--- Begin TEXT EXCERPT ---

DOW
+ 3 = 13,107
SPX – 1 = 1411
NAS – 1 = 2987
10 YR YLD - .08 = 1.75%
OIL -.43 = 88.30
GOLD + .80 = 1712.10
SILV - .02 = 32.19
PLAT – 16.00 = 1551.00
SPX – 1 = 1411
NAS – 1 = 2987
10 YR YLD - .08 = 1.75%
OIL -.43 = 88.30
GOLD + .80 = 1712.10
SILV - .02 = 32.19
PLAT – 16.00 = 1551.00
The
U.S. economy grew in the third quarter, the GDP grew at a 2% rate, a
bit stronger than the 1.7% expected by economists, and up from the
1.3% rate in the second quarter.
Consumer spending and federal government spending increased and the
housing market and home construction were areas of strength. Business
spending continued to be a drag. GDP
is the broadest measure of an economy’s health, and represents the
value of all goods and services produced in the US. GDP has been
positive since the third quarter of 2009, but today's report,
although better than expected, really can't be considered more than
moderate growth.
Consumer
spending increased at a 2% pace. Business investment fell by 1.3% in
the third quarter, subtracting 0.1 percentage points from growth.

--- End TEXT EXCERPT ---
--- Begin INFORMATION GIVEN ---

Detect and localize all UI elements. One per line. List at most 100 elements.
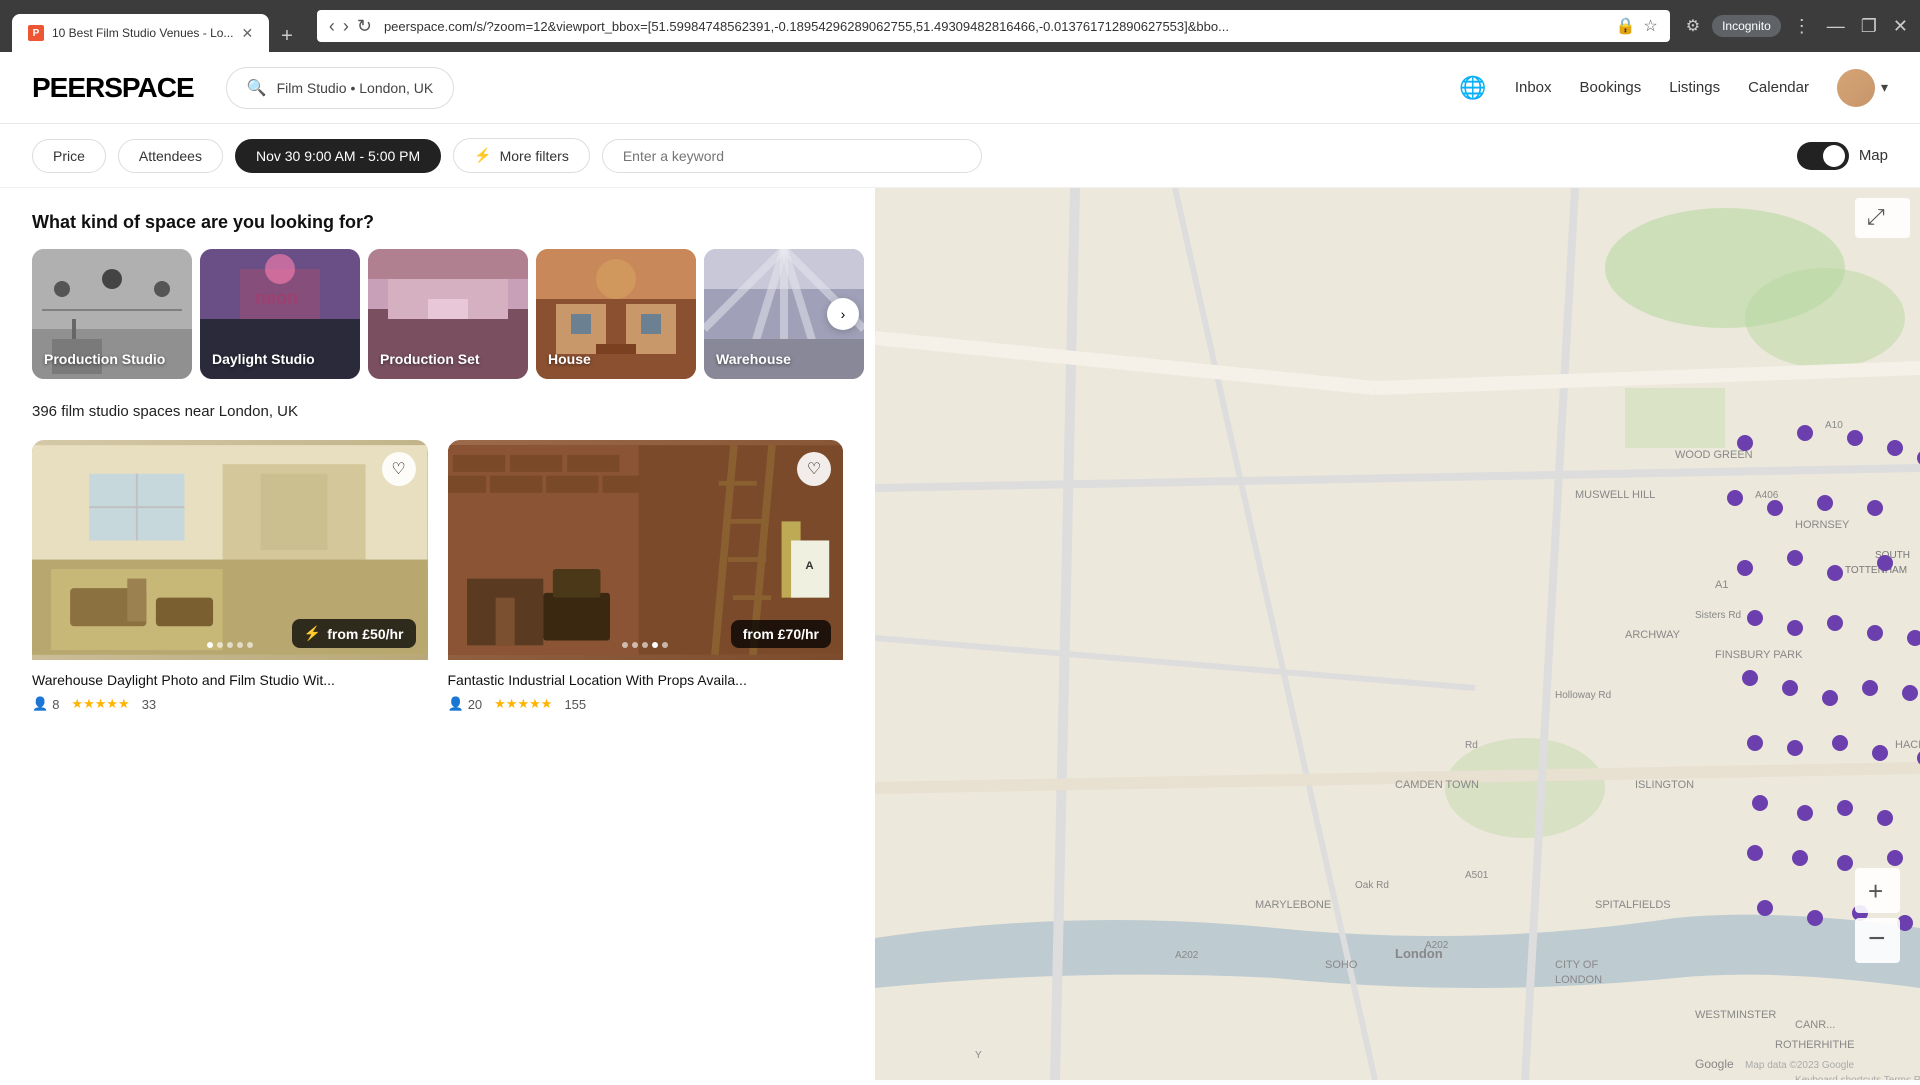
listing-meta: 👤 20 ★★★★★ 155 (448, 696, 844, 712)
inbox-link[interactable]: Inbox (1515, 79, 1552, 96)
space-card-label: Warehouse (716, 351, 791, 367)
attendees-count: 8 (52, 697, 59, 712)
listing-image: ♡ ⚡ from £50/hr (32, 440, 428, 660)
listing-title: Fantastic Industrial Location With Props… (448, 672, 844, 688)
listings-link[interactable]: Listings (1669, 79, 1720, 96)
space-card-house[interactable]: House (536, 249, 696, 379)
svg-text:ROTHERHITHE: ROTHERHITHE (1775, 1039, 1854, 1051)
svg-text:Keyboard shortcuts Terms Rep: Keyboard shortcuts Terms Report a map er… (1795, 1075, 1920, 1080)
svg-text:ARCHWAY: ARCHWAY (1625, 629, 1681, 641)
search-icon: 🔍 (247, 78, 267, 98)
user-menu[interactable]: ▾ (1837, 69, 1888, 107)
results-count: 396 film studio spaces near London, UK (32, 403, 843, 420)
attendees-filter-button[interactable]: Attendees (118, 139, 223, 173)
star-rating: ★★★★★ (494, 696, 552, 712)
active-tab[interactable]: P 10 Best Film Studio Venues - Lo... ✕ (12, 14, 269, 52)
keyword-input[interactable] (602, 139, 982, 173)
language-icon[interactable]: 🌐 (1459, 75, 1486, 101)
price-badge: from £70/hr (731, 620, 831, 648)
browser-nav: ‹ › ↻ (329, 16, 372, 37)
image-dots (622, 642, 668, 648)
map-toggle[interactable]: Map (1797, 142, 1888, 170)
svg-text:A10: A10 (1825, 420, 1843, 431)
space-type-cards: Production Studio neon Daylight Studio (32, 249, 843, 379)
bookings-link[interactable]: Bookings (1580, 79, 1642, 96)
tab-close-button[interactable]: ✕ (241, 25, 253, 42)
carousel-next-button[interactable]: › (827, 298, 859, 330)
dot (237, 642, 243, 648)
svg-text:A: A (805, 560, 813, 572)
toggle-knob (1823, 145, 1845, 167)
dot (632, 642, 638, 648)
calendar-link[interactable]: Calendar (1748, 79, 1809, 96)
section-title: What kind of space are you looking for? (32, 212, 843, 233)
person-icon: 👤 (448, 696, 464, 712)
svg-text:LONDON: LONDON (1555, 974, 1602, 986)
more-filters-label: More filters (500, 148, 569, 164)
attendees-info: 👤 20 (448, 696, 483, 712)
svg-text:A406: A406 (1755, 490, 1779, 501)
site-logo[interactable]: PEERSPACE (32, 72, 194, 104)
close-button[interactable]: ✕ (1893, 16, 1908, 37)
dot (227, 642, 233, 648)
extensions-icon[interactable]: ⚙ (1686, 16, 1700, 36)
review-count: 155 (564, 697, 586, 712)
map: WOOD GREEN A406 A10 MUSWELL HILL HORNSEY… (875, 188, 1920, 1080)
listings-grid: ♡ ⚡ from £50/hr Warehouse Da (32, 440, 843, 724)
search-bar[interactable]: 🔍 Film Studio • London, UK (226, 67, 455, 109)
svg-text:MARYLEBONE: MARYLEBONE (1255, 899, 1331, 911)
star-bookmark-icon[interactable]: ☆ (1643, 16, 1657, 36)
svg-text:CANR...: CANR... (1795, 1019, 1835, 1031)
filters-bar: Price Attendees Nov 30 9:00 AM - 5:00 PM… (0, 124, 1920, 188)
new-tab-button[interactable]: + (273, 21, 301, 52)
navbar: PEERSPACE 🔍 Film Studio • London, UK 🌐 I… (0, 52, 1920, 124)
space-card-label: Daylight Studio (212, 351, 315, 367)
tab-title: 10 Best Film Studio Venues - Lo... (52, 26, 233, 40)
svg-text:WOOD GREEN: WOOD GREEN (1675, 449, 1753, 461)
space-card-production-set[interactable]: Production Set (368, 249, 528, 379)
listing-image: A ♡ from £70/hr (448, 440, 844, 660)
kebab-menu-icon[interactable]: ⋮ (1793, 16, 1811, 37)
dot (217, 642, 223, 648)
review-count: 33 (142, 697, 156, 712)
dot (247, 642, 253, 648)
svg-text:Y: Y (975, 1050, 982, 1061)
listing-card[interactable]: ♡ ⚡ from £50/hr Warehouse Da (32, 440, 428, 724)
map-toggle-label: Map (1859, 147, 1888, 164)
svg-text:Sisters Rd: Sisters Rd (1695, 610, 1741, 621)
datetime-filter-button[interactable]: Nov 30 9:00 AM - 5:00 PM (235, 139, 441, 173)
favorite-button[interactable]: ♡ (797, 452, 831, 486)
dot (207, 642, 213, 648)
dot (652, 642, 658, 648)
heart-icon: ♡ (807, 459, 821, 479)
maximize-button[interactable]: ❐ (1861, 16, 1877, 37)
svg-text:A202: A202 (1175, 950, 1199, 961)
more-filters-button[interactable]: ⚡ More filters (453, 138, 590, 173)
back-button[interactable]: ‹ (329, 16, 335, 37)
refresh-button[interactable]: ↻ (357, 16, 372, 37)
incognito-badge: Incognito (1712, 15, 1781, 37)
space-card-label: House (548, 351, 591, 367)
forward-button[interactable]: › (343, 16, 349, 37)
space-card-label: Production Set (380, 351, 480, 367)
minimize-button[interactable]: — (1827, 16, 1845, 37)
svg-text:ISLINGTON: ISLINGTON (1635, 779, 1694, 791)
map-panel[interactable]: WOOD GREEN A406 A10 MUSWELL HILL HORNSEY… (875, 188, 1920, 1080)
listing-info: Warehouse Daylight Photo and Film Studio… (32, 660, 428, 724)
map-toggle-switch[interactable] (1797, 142, 1849, 170)
attendees-count: 20 (468, 697, 482, 712)
favorite-button[interactable]: ♡ (382, 452, 416, 486)
listing-card[interactable]: A ♡ from £70/hr (448, 440, 844, 724)
space-card-daylight-studio[interactable]: neon Daylight Studio (200, 249, 360, 379)
user-dropdown-icon[interactable]: ▾ (1881, 79, 1888, 96)
svg-text:HACKNEY: HACKNEY (1895, 739, 1920, 751)
image-dots (207, 642, 253, 648)
svg-text:FINSBURY PARK: FINSBURY PARK (1715, 649, 1803, 661)
address-bar[interactable]: peerspace.com/s/?zoom=12&viewport_bbox=[… (384, 19, 1604, 34)
star-rating: ★★★★★ (71, 696, 129, 712)
svg-text:TOTTENHAM: TOTTENHAM (1845, 565, 1907, 576)
price-filter-button[interactable]: Price (32, 139, 106, 173)
space-card-production-studio[interactable]: Production Studio (32, 249, 192, 379)
dot (662, 642, 668, 648)
listing-title: Warehouse Daylight Photo and Film Studio… (32, 672, 428, 688)
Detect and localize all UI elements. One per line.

--- End INFORMATION GIVEN ---

▸ **GOALS**:
(a) Count the lines in the listing that contain the string "dots". Give only the number.
(b) Pick up the report on third-quarter GDP growth where it stops, and continue it.
The market report and the listing are unrelated to each other.

▸ **TASK RESULTS**:
(a) 2

(b)
Farm inventories dropped due to the drought and that subtracted 0.4
percentage points from GDP growth. Government spending increased
3.7%, with the lions' share coming from the federal government and a
fairly flat spending pattern from local governments. Investment in
the housing sector jumped 14.4%. Inflation as measured by the
Consumer PCE or Personal Consumption Expenditures Index increased to
1.8% from 0.7% in the second quarter; most of that increase was due
to high gasoline prices, which have started moving lower in the
current quarter.
Imports
dipped 0.2%, reducing the drag on economic growth. Imports subtract
from GDP. Conversely, more exports would help GDP, but exports fell
an even sharper 1.6%, reflecting the difficulty faced by American
companies in selling goods overseas in a global economic slowdown.
Here's
a quick rundown of the Euro economic slowdown. Spain's unemployment
rate rose to 25 percent in the third quarter, a new record high; one
reason for the new record is labor reform making it easier to dismiss
workers. One alarming element of today's rise in Spanish unemployment
is that most of the country's latest austerity package hasn't kicked
in yet; it's just getting started. There are daily street protests
throughout Spain. It's hitting the public and private sectors. Today,
Bankia, the largest Spanish bank announced 72 senior bankers will
have to return their bonus pay from 2011. The bonuses were awarded
just weeks before Bankia admitted it needed $30 billion in bailout
money.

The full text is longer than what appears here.